:: EXERCISE INSTRUCTIONS ::
Tell how many lines in the data below hold the string "mikrofiberklud"; give nothing but the number.

Collection entries
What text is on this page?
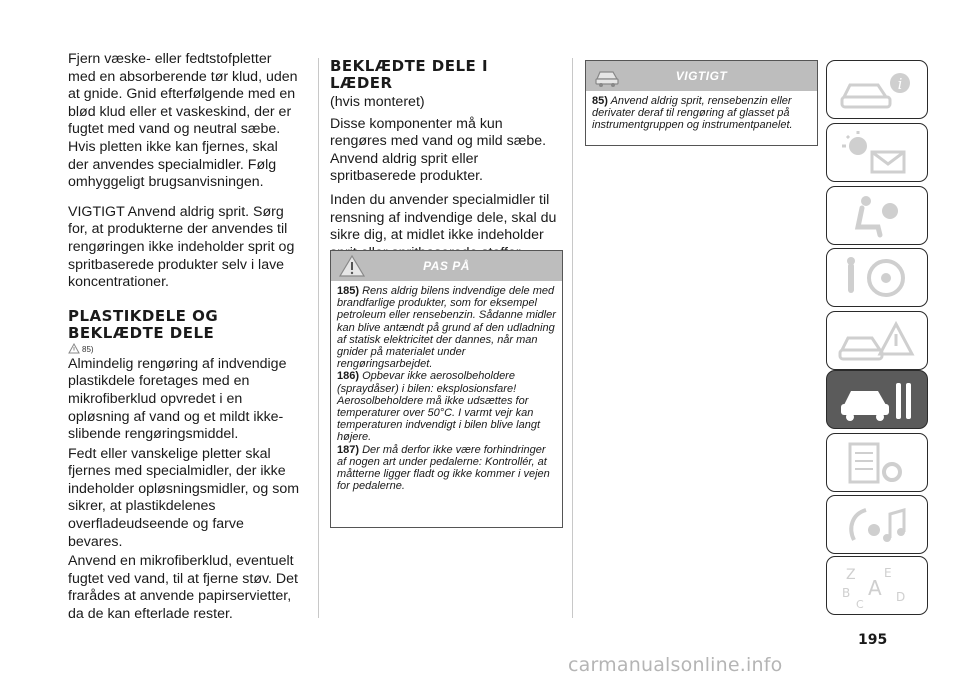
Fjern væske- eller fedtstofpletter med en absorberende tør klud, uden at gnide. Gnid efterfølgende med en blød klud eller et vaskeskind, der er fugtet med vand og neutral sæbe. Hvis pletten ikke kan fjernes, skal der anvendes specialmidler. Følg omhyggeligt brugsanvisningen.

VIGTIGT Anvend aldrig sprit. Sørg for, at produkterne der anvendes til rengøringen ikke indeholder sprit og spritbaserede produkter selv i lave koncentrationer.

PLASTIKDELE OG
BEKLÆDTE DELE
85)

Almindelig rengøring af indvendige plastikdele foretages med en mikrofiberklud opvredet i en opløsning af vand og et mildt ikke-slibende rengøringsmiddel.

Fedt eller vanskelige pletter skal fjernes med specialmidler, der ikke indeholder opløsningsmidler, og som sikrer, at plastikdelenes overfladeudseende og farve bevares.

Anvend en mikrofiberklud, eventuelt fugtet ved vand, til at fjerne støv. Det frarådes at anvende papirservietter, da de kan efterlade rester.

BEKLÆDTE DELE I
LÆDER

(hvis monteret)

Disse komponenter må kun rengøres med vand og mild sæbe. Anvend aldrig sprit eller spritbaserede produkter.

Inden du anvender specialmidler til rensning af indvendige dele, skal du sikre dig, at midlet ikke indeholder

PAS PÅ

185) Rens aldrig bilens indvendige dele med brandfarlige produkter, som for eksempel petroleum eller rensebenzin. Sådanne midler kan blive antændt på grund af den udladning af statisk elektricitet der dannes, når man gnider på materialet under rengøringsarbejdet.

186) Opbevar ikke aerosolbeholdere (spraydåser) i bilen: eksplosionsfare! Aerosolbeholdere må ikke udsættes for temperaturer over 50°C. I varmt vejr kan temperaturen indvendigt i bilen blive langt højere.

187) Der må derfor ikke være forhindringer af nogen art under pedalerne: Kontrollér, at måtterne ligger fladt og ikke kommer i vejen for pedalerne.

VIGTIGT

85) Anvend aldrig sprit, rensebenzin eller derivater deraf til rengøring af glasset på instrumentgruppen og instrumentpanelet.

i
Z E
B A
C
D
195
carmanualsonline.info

---

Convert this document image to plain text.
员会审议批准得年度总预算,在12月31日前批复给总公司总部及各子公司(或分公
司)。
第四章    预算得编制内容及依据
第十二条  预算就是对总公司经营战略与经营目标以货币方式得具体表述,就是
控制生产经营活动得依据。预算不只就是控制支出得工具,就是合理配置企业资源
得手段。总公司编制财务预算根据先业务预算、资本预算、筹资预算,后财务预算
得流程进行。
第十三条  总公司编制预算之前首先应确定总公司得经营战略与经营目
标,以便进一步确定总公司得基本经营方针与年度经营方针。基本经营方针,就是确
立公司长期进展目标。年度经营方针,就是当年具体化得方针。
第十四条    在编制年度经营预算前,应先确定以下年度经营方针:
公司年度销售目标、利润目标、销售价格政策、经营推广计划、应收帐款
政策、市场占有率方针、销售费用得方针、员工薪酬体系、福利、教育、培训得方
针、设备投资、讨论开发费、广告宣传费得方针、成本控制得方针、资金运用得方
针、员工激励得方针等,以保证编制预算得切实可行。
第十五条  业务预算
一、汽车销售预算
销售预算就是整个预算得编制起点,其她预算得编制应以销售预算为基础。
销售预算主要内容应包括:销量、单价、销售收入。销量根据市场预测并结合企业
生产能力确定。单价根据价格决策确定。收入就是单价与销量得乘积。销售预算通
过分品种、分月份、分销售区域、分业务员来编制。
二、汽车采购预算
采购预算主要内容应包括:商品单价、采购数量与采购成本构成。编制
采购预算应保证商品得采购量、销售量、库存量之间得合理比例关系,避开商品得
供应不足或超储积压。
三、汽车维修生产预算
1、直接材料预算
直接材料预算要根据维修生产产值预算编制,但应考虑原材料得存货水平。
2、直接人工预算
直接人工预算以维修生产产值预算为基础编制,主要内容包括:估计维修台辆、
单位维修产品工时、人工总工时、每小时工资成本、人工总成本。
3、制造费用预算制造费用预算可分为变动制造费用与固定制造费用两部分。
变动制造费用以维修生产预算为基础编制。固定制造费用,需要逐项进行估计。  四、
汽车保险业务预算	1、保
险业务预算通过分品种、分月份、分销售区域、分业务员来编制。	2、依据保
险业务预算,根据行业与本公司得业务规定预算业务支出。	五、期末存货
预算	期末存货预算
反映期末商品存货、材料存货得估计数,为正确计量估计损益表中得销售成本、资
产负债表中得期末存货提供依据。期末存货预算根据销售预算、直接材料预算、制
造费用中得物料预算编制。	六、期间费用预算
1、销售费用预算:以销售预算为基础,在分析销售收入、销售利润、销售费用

--

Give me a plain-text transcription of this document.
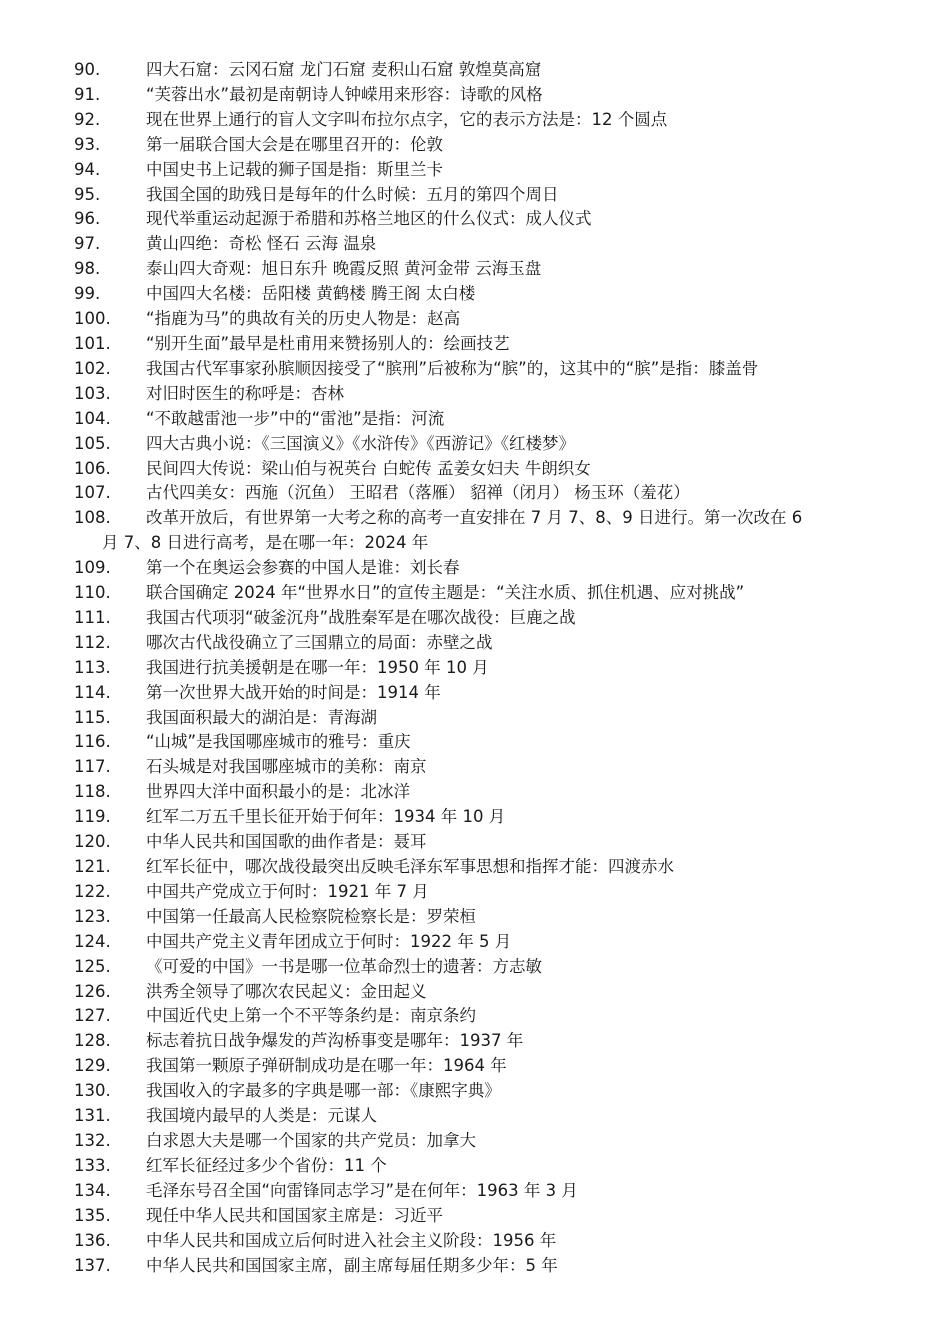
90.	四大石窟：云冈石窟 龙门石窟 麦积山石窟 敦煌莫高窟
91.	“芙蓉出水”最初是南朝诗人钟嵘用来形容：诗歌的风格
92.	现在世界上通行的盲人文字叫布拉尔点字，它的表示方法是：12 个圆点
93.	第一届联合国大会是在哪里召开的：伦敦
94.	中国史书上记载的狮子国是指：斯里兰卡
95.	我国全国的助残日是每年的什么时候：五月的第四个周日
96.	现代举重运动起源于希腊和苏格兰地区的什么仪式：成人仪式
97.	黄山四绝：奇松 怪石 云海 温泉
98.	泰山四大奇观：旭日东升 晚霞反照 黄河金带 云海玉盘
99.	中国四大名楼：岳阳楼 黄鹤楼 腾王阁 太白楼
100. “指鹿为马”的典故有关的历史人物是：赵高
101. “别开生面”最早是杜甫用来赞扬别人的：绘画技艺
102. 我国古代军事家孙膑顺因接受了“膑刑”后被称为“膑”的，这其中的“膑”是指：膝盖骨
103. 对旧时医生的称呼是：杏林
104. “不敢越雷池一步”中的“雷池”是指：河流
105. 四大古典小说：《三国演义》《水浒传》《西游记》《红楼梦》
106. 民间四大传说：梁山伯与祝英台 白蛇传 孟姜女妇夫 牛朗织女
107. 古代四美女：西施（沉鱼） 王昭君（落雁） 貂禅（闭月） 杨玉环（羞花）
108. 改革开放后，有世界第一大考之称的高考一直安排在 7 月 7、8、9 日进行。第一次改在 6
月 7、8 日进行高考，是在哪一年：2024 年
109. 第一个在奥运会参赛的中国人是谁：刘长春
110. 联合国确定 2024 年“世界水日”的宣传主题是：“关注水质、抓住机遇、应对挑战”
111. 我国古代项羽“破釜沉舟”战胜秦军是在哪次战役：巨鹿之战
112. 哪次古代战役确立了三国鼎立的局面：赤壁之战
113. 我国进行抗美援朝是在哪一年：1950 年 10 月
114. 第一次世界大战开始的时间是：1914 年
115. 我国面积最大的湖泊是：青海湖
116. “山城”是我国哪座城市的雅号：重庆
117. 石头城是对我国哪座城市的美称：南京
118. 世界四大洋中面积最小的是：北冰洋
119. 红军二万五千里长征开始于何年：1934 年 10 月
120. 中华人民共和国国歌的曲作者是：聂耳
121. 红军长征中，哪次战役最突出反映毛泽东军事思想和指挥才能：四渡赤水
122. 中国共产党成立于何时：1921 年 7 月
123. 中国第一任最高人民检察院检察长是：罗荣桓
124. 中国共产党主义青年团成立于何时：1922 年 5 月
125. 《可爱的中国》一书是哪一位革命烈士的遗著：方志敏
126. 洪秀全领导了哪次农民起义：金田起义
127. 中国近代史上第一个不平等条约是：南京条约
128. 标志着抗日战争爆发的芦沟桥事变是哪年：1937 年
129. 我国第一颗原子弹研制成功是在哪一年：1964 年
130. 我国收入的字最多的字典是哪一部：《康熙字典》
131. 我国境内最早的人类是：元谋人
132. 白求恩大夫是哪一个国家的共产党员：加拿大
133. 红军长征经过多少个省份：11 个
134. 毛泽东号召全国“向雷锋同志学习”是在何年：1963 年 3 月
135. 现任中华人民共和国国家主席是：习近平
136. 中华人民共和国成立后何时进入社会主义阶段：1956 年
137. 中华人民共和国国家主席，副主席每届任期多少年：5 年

:: TASK OUTPUT ::
2